● Supplied information:
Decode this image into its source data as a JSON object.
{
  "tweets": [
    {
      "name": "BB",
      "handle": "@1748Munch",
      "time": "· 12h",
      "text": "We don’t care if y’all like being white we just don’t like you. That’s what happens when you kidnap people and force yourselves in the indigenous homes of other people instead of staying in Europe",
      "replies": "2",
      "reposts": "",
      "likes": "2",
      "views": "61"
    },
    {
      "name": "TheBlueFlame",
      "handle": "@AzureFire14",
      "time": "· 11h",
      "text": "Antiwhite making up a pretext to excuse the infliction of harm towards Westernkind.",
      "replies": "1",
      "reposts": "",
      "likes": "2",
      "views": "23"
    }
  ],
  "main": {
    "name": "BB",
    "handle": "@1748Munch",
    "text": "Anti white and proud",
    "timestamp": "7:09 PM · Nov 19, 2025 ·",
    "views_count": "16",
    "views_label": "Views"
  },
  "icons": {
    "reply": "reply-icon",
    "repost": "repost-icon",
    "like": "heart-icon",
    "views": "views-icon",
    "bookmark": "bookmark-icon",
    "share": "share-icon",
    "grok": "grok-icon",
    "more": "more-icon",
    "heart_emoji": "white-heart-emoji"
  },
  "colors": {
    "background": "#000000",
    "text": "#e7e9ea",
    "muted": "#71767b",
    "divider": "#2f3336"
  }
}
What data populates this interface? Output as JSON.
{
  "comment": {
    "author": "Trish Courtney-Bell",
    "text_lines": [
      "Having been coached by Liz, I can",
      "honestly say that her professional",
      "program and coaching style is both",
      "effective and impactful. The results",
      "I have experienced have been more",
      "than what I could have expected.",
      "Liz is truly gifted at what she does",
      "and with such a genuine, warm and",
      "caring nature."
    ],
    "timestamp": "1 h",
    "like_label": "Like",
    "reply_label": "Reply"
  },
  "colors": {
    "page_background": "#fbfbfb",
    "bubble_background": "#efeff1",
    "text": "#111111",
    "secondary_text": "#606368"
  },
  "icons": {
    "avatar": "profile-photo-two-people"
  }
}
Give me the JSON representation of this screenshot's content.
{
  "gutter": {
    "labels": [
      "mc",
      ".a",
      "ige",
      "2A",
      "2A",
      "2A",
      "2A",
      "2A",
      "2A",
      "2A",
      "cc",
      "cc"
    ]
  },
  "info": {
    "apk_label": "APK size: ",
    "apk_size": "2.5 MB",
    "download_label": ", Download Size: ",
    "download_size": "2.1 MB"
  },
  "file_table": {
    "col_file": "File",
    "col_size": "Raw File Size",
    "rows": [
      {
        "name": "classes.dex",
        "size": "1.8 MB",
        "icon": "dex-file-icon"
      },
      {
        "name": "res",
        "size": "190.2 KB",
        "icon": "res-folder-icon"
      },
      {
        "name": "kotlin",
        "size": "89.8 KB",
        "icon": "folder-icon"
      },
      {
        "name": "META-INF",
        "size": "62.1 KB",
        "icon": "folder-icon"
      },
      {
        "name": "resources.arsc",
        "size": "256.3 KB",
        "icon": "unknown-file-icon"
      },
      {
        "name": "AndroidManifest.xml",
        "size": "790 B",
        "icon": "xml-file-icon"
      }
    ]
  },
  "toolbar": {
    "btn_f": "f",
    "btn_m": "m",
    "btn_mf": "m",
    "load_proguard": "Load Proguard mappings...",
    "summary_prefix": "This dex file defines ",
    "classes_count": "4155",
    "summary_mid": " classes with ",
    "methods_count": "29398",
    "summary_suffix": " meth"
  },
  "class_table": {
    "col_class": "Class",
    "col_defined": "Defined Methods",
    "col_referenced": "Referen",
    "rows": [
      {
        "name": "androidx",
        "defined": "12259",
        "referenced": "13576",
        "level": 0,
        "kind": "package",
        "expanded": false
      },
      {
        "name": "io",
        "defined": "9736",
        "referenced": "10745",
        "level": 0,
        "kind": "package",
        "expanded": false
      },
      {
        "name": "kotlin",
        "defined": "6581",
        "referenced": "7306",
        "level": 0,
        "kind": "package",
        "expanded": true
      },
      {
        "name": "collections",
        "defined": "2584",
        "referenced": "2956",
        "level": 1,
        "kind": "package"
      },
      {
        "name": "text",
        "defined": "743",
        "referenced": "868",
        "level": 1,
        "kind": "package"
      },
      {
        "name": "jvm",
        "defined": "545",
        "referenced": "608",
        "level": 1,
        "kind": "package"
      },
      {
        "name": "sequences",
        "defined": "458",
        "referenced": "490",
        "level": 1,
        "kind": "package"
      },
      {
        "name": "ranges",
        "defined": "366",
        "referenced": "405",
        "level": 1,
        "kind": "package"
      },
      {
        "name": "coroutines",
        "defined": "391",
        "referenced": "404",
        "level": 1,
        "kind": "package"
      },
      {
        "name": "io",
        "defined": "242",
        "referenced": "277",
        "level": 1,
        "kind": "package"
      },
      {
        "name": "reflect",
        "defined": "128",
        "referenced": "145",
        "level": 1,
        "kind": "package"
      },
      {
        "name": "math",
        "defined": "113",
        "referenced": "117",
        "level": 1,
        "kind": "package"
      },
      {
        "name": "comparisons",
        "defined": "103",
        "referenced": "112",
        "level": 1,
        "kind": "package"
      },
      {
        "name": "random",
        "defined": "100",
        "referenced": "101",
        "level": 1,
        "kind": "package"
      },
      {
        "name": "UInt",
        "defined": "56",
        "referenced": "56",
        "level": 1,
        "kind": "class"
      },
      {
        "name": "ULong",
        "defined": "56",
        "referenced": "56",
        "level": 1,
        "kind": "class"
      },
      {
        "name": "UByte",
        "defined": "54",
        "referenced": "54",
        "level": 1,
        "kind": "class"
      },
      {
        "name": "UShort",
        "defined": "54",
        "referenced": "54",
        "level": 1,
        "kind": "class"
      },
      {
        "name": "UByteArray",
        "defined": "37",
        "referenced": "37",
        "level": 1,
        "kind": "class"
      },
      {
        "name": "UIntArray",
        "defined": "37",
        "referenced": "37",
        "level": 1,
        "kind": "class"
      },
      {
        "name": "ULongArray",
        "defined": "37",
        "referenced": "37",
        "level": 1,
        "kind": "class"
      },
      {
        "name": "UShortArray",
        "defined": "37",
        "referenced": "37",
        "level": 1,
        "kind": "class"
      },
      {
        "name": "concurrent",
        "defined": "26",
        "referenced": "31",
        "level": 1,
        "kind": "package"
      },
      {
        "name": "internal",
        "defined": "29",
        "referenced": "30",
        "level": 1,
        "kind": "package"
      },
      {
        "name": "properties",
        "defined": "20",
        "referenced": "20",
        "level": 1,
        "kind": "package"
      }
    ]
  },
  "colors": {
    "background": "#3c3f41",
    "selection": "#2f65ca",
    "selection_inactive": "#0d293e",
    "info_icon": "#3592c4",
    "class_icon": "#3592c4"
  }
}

● Instructions to follow: Copy each line containing the word "with" from the data.

● Result of the exercise:
      "and with such a genuine, warm and",
    "summary_mid": " classes with ",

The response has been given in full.